* [What you have to do]
Write out each line of the listing as it stands, without the images.

* [Extracted entries]
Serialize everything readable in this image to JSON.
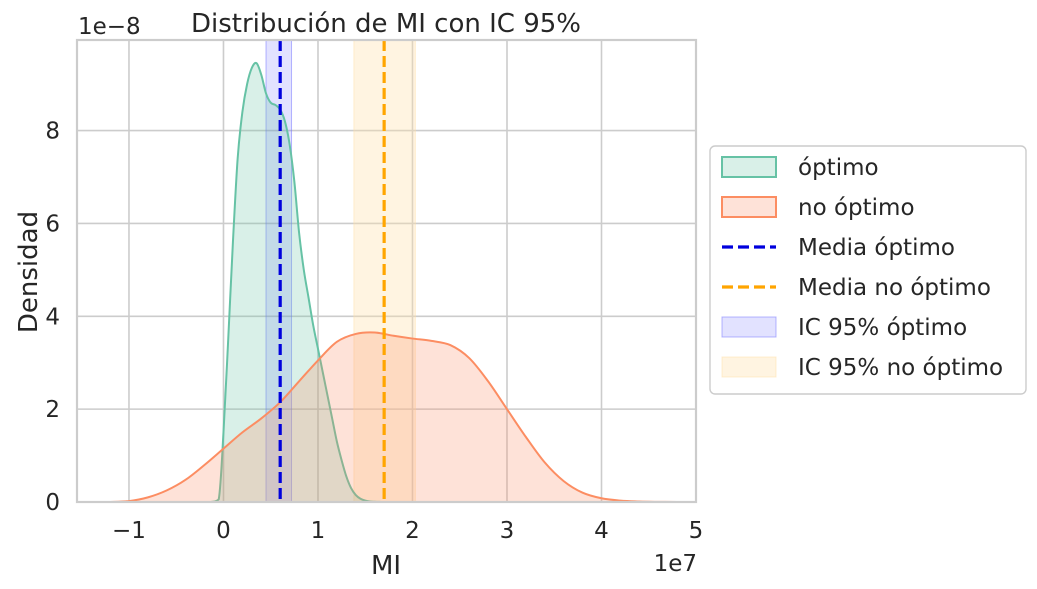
{
  "chart_data": {
    "type": "area",
    "title": "Distribución de MI con IC 95%",
    "xlabel": "MI",
    "ylabel": "Densidad",
    "x_offset_label": "1e7",
    "y_offset_label": "1e−8",
    "x_scale": 10000000,
    "y_scale": 1e-08,
    "xlim": [
      -15500000,
      50000000
    ],
    "ylim": [
      0,
      9.95e-08
    ],
    "x_ticks": [
      -10000000,
      0,
      10000000,
      20000000,
      30000000,
      40000000,
      50000000
    ],
    "x_tick_labels": [
      "−1",
      "0",
      "1",
      "2",
      "3",
      "4",
      "5"
    ],
    "y_ticks": [
      0,
      2e-08,
      4e-08,
      6e-08,
      8e-08
    ],
    "y_tick_labels": [
      "0",
      "2",
      "4",
      "6",
      "8"
    ],
    "grid": true,
    "legend_position": "center-right outside",
    "series": [
      {
        "name": "óptimo",
        "kind": "density",
        "color": "#66c2a5",
        "x": [
          -1300000,
          -500000,
          0,
          500000,
          1000000,
          1500000,
          2000000,
          2500000,
          3000000,
          3500000,
          4000000,
          4500000,
          5000000,
          5500000,
          6000000,
          6500000,
          7000000,
          7500000,
          8000000,
          8500000,
          9000000,
          9500000,
          10000000,
          10500000,
          11000000,
          11500000,
          12000000,
          12500000,
          13000000,
          13500000,
          14000000,
          14500000,
          15000000,
          15500000,
          16000000,
          16500000,
          17000000
        ],
        "y": [
          0,
          6e-10,
          1.5e-08,
          3.5e-08,
          5.6e-08,
          7.4e-08,
          8.4e-08,
          9e-08,
          9.35e-08,
          9.45e-08,
          9.2e-08,
          8.8e-08,
          8.6e-08,
          8.55e-08,
          8.45e-08,
          8.2e-08,
          7.7e-08,
          6.9e-08,
          5.8e-08,
          5e-08,
          4.4e-08,
          3.8e-08,
          3.3e-08,
          2.8e-08,
          2.3e-08,
          1.8e-08,
          1.3e-08,
          9e-09,
          5.5e-09,
          3e-09,
          1.5e-09,
          7e-10,
          3e-10,
          1e-10,
          5e-11,
          2e-11,
          0
        ]
      },
      {
        "name": "no óptimo",
        "kind": "density",
        "color": "#fc8d62",
        "x": [
          -12000000,
          -10000000,
          -8000000,
          -6000000,
          -4000000,
          -2000000,
          0,
          2000000,
          4000000,
          6000000,
          8000000,
          10000000,
          12000000,
          14000000,
          16000000,
          18000000,
          20000000,
          22000000,
          24000000,
          26000000,
          28000000,
          30000000,
          32000000,
          34000000,
          36000000,
          38000000,
          40000000,
          42000000,
          44000000,
          46000000,
          48000000
        ],
        "y": [
          0,
          2e-10,
          1e-09,
          2.5e-09,
          4.8e-09,
          8e-09,
          1.15e-08,
          1.5e-08,
          1.8e-08,
          2.15e-08,
          2.6e-08,
          3.05e-08,
          3.45e-08,
          3.62e-08,
          3.65e-08,
          3.58e-08,
          3.52e-08,
          3.47e-08,
          3.38e-08,
          3.1e-08,
          2.6e-08,
          2e-08,
          1.4e-08,
          8.5e-09,
          4.5e-09,
          2e-09,
          8e-10,
          3e-10,
          1e-10,
          3e-11,
          0
        ]
      },
      {
        "name": "Media óptimo",
        "kind": "vline",
        "color": "#0000dd",
        "x": 6000000
      },
      {
        "name": "Media no óptimo",
        "kind": "vline",
        "color": "#ffa500",
        "x": 17000000
      },
      {
        "name": "IC 95% óptimo",
        "kind": "vspan",
        "color": "#7070ff",
        "x_range": [
          4500000,
          7200000
        ]
      },
      {
        "name": "IC 95% no óptimo",
        "kind": "vspan",
        "color": "#ffe0a8",
        "x_range": [
          13800000,
          20300000
        ]
      }
    ]
  }
}
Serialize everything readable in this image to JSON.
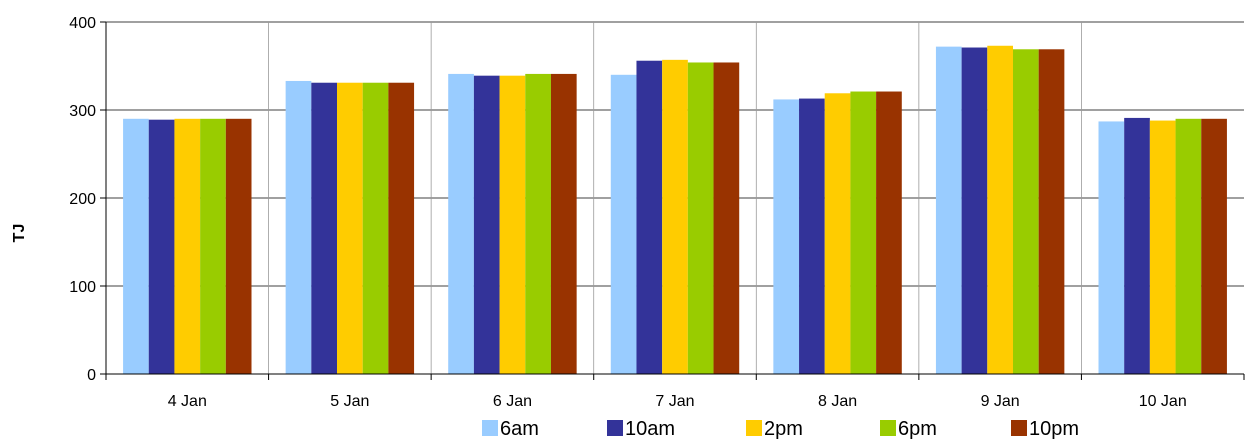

* [Result of this exercise]
Serialize everything readable in this image to JSON.
{
  "chart_data": {
    "type": "area",
    "title": "Distribución de MI con IC 95%",
    "xlabel": "MI",
    "ylabel": "Densidad",
    "x_offset_label": "1e7",
    "y_offset_label": "1e−8",
    "x_scale": 10000000,
    "y_scale": 1e-08,
    "xlim": [
      -15500000,
      50000000
    ],
    "ylim": [
      0,
      9.95e-08
    ],
    "x_ticks": [
      -10000000,
      0,
      10000000,
      20000000,
      30000000,
      40000000,
      50000000
    ],
    "x_tick_labels": [
      "−1",
      "0",
      "1",
      "2",
      "3",
      "4",
      "5"
    ],
    "y_ticks": [
      0,
      2e-08,
      4e-08,
      6e-08,
      8e-08
    ],
    "y_tick_labels": [
      "0",
      "2",
      "4",
      "6",
      "8"
    ],
    "grid": true,
    "legend_position": "center-right outside",
    "series": [
      {
        "name": "óptimo",
        "kind": "density",
        "color": "#66c2a5",
        "x": [
          -1300000,
          -500000,
          0,
          500000,
          1000000,
          1500000,
          2000000,
          2500000,
          3000000,
          3500000,
          4000000,
          4500000,
          5000000,
          5500000,
          6000000,
          6500000,
          7000000,
          7500000,
          8000000,
          8500000,
          9000000,
          9500000,
          10000000,
          10500000,
          11000000,
          11500000,
          12000000,
          12500000,
          13000000,
          13500000,
          14000000,
          14500000,
          15000000,
          15500000,
          16000000,
          16500000,
          17000000
        ],
        "y": [
          0,
          6e-10,
          1.5e-08,
          3.5e-08,
          5.6e-08,
          7.4e-08,
          8.4e-08,
          9e-08,
          9.35e-08,
          9.45e-08,
          9.2e-08,
          8.8e-08,
          8.6e-08,
          8.55e-08,
          8.45e-08,
          8.2e-08,
          7.7e-08,
          6.9e-08,
          5.8e-08,
          5e-08,
          4.4e-08,
          3.8e-08,
          3.3e-08,
          2.8e-08,
          2.3e-08,
          1.8e-08,
          1.3e-08,
          9e-09,
          5.5e-09,
          3e-09,
          1.5e-09,
          7e-10,
          3e-10,
          1e-10,
          5e-11,
          2e-11,
          0
        ]
      },
      {
        "name": "no óptimo",
        "kind": "density",
        "color": "#fc8d62",
        "x": [
          -12000000,
          -10000000,
          -8000000,
          -6000000,
          -4000000,
          -2000000,
          0,
          2000000,
          4000000,
          6000000,
          8000000,
          10000000,
          12000000,
          14000000,
          16000000,
          18000000,
          20000000,
          22000000,
          24000000,
          26000000,
          28000000,
          30000000,
          32000000,
          34000000,
          36000000,
          38000000,
          40000000,
          42000000,
          44000000,
          46000000,
          48000000
        ],
        "y": [
          0,
          2e-10,
          1e-09,
          2.5e-09,
          4.8e-09,
          8e-09,
          1.15e-08,
          1.5e-08,
          1.8e-08,
          2.15e-08,
          2.6e-08,
          3.05e-08,
          3.45e-08,
          3.62e-08,
          3.65e-08,
          3.58e-08,
          3.52e-08,
          3.47e-08,
          3.38e-08,
          3.1e-08,
          2.6e-08,
          2e-08,
          1.4e-08,
          8.5e-09,
          4.5e-09,
          2e-09,
          8e-10,
          3e-10,
          1e-10,
          3e-11,
          0
        ]
      },
      {
        "name": "Media óptimo",
        "kind": "vline",
        "color": "#0000dd",
        "x": 6000000
      },
      {
        "name": "Media no óptimo",
        "kind": "vline",
        "color": "#ffa500",
        "x": 17000000
      },
      {
        "name": "IC 95% óptimo",
        "kind": "vspan",
        "color": "#7070ff",
        "x_range": [
          4500000,
          7200000
        ]
      },
      {
        "name": "IC 95% no óptimo",
        "kind": "vspan",
        "color": "#ffe0a8",
        "x_range": [
          13800000,
          20300000
        ]
      }
    ]
  }
}
Serialize everything readable in this image to JSON.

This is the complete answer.